**Written task**
Every line below should be repeated exactly.

**Entries**
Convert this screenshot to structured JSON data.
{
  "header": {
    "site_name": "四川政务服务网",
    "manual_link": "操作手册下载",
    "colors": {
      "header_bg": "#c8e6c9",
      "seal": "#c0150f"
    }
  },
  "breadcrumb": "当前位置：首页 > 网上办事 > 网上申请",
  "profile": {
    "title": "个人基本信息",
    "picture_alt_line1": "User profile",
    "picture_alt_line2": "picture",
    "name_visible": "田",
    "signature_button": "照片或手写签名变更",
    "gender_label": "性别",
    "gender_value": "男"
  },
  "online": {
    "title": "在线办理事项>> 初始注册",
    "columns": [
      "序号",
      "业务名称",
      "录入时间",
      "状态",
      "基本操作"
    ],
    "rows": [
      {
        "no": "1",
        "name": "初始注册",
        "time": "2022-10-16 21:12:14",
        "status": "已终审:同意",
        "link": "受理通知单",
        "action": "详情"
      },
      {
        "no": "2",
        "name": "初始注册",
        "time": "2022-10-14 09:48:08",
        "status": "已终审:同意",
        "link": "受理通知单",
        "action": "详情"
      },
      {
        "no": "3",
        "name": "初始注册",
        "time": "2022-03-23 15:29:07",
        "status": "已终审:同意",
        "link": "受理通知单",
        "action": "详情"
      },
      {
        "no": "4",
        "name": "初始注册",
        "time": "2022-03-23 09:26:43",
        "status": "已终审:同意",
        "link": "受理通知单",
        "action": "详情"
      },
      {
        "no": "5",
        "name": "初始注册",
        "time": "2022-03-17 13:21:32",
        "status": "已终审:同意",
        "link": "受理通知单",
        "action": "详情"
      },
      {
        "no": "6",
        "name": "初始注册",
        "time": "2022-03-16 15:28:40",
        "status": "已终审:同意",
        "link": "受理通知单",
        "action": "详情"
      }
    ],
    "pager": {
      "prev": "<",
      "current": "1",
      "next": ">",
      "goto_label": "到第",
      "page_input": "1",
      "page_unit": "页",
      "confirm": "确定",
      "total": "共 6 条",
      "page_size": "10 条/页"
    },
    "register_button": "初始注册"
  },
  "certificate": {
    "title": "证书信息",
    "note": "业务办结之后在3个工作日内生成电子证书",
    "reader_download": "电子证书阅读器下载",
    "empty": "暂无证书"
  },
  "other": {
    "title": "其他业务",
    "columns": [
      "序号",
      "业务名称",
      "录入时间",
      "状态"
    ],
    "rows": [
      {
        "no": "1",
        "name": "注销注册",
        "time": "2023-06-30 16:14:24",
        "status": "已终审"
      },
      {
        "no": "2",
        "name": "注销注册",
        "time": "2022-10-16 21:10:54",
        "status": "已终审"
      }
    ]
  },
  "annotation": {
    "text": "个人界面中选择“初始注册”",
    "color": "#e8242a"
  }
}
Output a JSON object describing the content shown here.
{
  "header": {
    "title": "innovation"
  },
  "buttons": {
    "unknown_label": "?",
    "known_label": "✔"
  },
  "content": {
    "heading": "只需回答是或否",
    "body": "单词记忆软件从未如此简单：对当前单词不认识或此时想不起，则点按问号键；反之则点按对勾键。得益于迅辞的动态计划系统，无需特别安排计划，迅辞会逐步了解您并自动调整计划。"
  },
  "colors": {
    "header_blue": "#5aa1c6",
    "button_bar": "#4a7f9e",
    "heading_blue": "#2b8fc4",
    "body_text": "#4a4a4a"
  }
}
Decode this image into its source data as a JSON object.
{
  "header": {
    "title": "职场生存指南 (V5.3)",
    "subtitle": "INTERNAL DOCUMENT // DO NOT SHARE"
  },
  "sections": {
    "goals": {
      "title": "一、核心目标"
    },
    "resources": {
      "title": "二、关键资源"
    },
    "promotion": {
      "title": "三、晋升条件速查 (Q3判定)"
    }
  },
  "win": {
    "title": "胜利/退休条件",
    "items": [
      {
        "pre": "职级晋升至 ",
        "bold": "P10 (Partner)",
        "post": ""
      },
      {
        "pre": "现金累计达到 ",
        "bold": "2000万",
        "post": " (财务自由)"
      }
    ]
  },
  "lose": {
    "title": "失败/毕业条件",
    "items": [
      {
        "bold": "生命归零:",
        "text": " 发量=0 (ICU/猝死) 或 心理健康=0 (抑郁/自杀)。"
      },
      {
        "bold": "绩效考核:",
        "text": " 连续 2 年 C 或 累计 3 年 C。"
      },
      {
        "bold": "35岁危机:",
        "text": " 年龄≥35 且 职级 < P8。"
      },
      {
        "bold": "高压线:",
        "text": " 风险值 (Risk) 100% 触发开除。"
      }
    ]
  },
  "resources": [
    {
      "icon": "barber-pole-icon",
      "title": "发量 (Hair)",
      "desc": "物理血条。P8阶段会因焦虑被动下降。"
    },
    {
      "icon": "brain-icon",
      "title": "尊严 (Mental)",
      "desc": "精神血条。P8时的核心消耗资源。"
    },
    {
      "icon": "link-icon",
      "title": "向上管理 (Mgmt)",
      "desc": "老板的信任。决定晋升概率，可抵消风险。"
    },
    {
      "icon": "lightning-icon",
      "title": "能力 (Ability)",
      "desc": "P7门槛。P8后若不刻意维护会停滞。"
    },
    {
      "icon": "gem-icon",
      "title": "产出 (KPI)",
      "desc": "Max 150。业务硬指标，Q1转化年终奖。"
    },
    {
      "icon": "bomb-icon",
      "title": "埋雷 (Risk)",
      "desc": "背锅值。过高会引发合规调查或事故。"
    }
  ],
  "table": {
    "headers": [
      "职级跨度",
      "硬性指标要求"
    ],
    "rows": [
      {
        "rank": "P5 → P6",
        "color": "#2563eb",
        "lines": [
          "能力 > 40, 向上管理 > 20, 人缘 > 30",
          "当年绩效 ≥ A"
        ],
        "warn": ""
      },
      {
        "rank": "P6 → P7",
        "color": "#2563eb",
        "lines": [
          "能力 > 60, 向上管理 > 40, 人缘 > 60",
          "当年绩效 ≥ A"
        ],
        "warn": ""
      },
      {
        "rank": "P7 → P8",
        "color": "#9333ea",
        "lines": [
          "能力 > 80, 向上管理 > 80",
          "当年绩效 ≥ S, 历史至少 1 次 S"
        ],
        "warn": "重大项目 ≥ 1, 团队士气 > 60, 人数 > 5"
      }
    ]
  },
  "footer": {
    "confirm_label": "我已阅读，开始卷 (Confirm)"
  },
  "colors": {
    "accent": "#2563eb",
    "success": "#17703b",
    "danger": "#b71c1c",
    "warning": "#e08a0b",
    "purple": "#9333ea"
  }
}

**Exercise result**
Convert this screenshot to structured JSON data.
{
  "header": {
    "site_name": "四川政务服务网",
    "manual_link": "操作手册下载",
    "colors": {
      "header_bg": "#c8e6c9",
      "seal": "#c0150f"
    }
  },
  "breadcrumb": "当前位置：首页 > 网上办事 > 网上申请",
  "profile": {
    "title": "个人基本信息",
    "picture_alt_line1": "User profile",
    "picture_alt_line2": "picture",
    "name_visible": "田",
    "signature_button": "照片或手写签名变更",
    "gender_label": "性别",
    "gender_value": "男"
  },
  "online": {
    "title": "在线办理事项>> 初始注册",
    "columns": [
      "序号",
      "业务名称",
      "录入时间",
      "状态",
      "基本操作"
    ],
    "rows": [
      {
        "no": "1",
        "name": "初始注册",
        "time": "2022-10-16 21:12:14",
        "status": "已终审:同意",
        "link": "受理通知单",
        "action": "详情"
      },
      {
        "no": "2",
        "name": "初始注册",
        "time": "2022-10-14 09:48:08",
        "status": "已终审:同意",
        "link": "受理通知单",
        "action": "详情"
      },
      {
        "no": "3",
        "name": "初始注册",
        "time": "2022-03-23 15:29:07",
        "status": "已终审:同意",
        "link": "受理通知单",
        "action": "详情"
      },
      {
        "no": "4",
        "name": "初始注册",
        "time": "2022-03-23 09:26:43",
        "status": "已终审:同意",
        "link": "受理通知单",
        "action": "详情"
      },
      {
        "no": "5",
        "name": "初始注册",
        "time": "2022-03-17 13:21:32",
        "status": "已终审:同意",
        "link": "受理通知单",
        "action": "详情"
      },
      {
        "no": "6",
        "name": "初始注册",
        "time": "2022-03-16 15:28:40",
        "status": "已终审:同意",
        "link": "受理通知单",
        "action": "详情"
      }
    ],
    "pager": {
      "prev": "<",
      "current": "1",
      "next": ">",
      "goto_label": "到第",
      "page_input": "1",
      "page_unit": "页",
      "confirm": "确定",
      "total": "共 6 条",
      "page_size": "10 条/页"
    },
    "register_button": "初始注册"
  },
  "certificate": {
    "title": "证书信息",
    "note": "业务办结之后在3个工作日内生成电子证书",
    "reader_download": "电子证书阅读器下载",
    "empty": "暂无证书"
  },
  "other": {
    "title": "其他业务",
    "columns": [
      "序号",
      "业务名称",
      "录入时间",
      "状态"
    ],
    "rows": [
      {
        "no": "1",
        "name": "注销注册",
        "time": "2023-06-30 16:14:24",
        "status": "已终审"
      },
      {
        "no": "2",
        "name": "注销注册",
        "time": "2022-10-16 21:10:54",
        "status": "已终审"
      }
    ]
  },
  "annotation": {
    "text": "个人界面中选择“初始注册”",
    "color": "#e8242a"
  }
}
Output a JSON object describing the content shown here.
{
  "header": {
    "title": "innovation"
  },
  "buttons": {
    "unknown_label": "?",
    "known_label": "✔"
  },
  "content": {
    "heading": "只需回答是或否",
    "body": "单词记忆软件从未如此简单：对当前单词不认识或此时想不起，则点按问号键；反之则点按对勾键。得益于迅辞的动态计划系统，无需特别安排计划，迅辞会逐步了解您并自动调整计划。"
  },
  "colors": {
    "header_blue": "#5aa1c6",
    "button_bar": "#4a7f9e",
    "heading_blue": "#2b8fc4",
    "body_text": "#4a4a4a"
  }
}
Decode this image into its source data as a JSON object.
{
  "header": {
    "title": "职场生存指南 (V5.3)",
    "subtitle": "INTERNAL DOCUMENT // DO NOT SHARE"
  },
  "sections": {
    "goals": {
      "title": "一、核心目标"
    },
    "resources": {
      "title": "二、关键资源"
    },
    "promotion": {
      "title": "三、晋升条件速查 (Q3判定)"
    }
  },
  "win": {
    "title": "胜利/退休条件",
    "items": [
      {
        "pre": "职级晋升至 ",
        "bold": "P10 (Partner)",
        "post": ""
      },
      {
        "pre": "现金累计达到 ",
        "bold": "2000万",
        "post": " (财务自由)"
      }
    ]
  },
  "lose": {
    "title": "失败/毕业条件",
    "items": [
      {
        "bold": "生命归零:",
        "text": " 发量=0 (ICU/猝死) 或 心理健康=0 (抑郁/自杀)。"
      },
      {
        "bold": "绩效考核:",
        "text": " 连续 2 年 C 或 累计 3 年 C。"
      },
      {
        "bold": "35岁危机:",
        "text": " 年龄≥35 且 职级 < P8。"
      },
      {
        "bold": "高压线:",
        "text": " 风险值 (Risk) 100% 触发开除。"
      }
    ]
  },
  "resources": [
    {
      "icon": "barber-pole-icon",
      "title": "发量 (Hair)",
      "desc": "物理血条。P8阶段会因焦虑被动下降。"
    },
    {
      "icon": "brain-icon",
      "title": "尊严 (Mental)",
      "desc": "精神血条。P8时的核心消耗资源。"
    },
    {
      "icon": "link-icon",
      "title": "向上管理 (Mgmt)",
      "desc": "老板的信任。决定晋升概率，可抵消风险。"
    },
    {
      "icon": "lightning-icon",
      "title": "能力 (Ability)",
      "desc": "P7门槛。P8后若不刻意维护会停滞。"
    },
    {
      "icon": "gem-icon",
      "title": "产出 (KPI)",
      "desc": "Max 150。业务硬指标，Q1转化年终奖。"
    },
    {
      "icon": "bomb-icon",
      "title": "埋雷 (Risk)",
      "desc": "背锅值。过高会引发合规调查或事故。"
    }
  ],
  "table": {
    "headers": [
      "职级跨度",
      "硬性指标要求"
    ],
    "rows": [
      {
        "rank": "P5 → P6",
        "color": "#2563eb",
        "lines": [
          "能力 > 40, 向上管理 > 20, 人缘 > 30",
          "当年绩效 ≥ A"
        ],
        "warn": ""
      },
      {
        "rank": "P6 → P7",
        "color": "#2563eb",
        "lines": [
          "能力 > 60, 向上管理 > 40, 人缘 > 60",
          "当年绩效 ≥ A"
        ],
        "warn": ""
      },
      {
        "rank": "P7 → P8",
        "color": "#9333ea",
        "lines": [
          "能力 > 80, 向上管理 > 80",
          "当年绩效 ≥ S, 历史至少 1 次 S"
        ],
        "warn": "重大项目 ≥ 1, 团队士气 > 60, 人数 > 5"
      }
    ]
  },
  "footer": {
    "confirm_label": "我已阅读，开始卷 (Confirm)"
  },
  "colors": {
    "accent": "#2563eb",
    "success": "#17703b",
    "danger": "#b71c1c",
    "warning": "#e08a0b",
    "purple": "#9333ea"
  }
}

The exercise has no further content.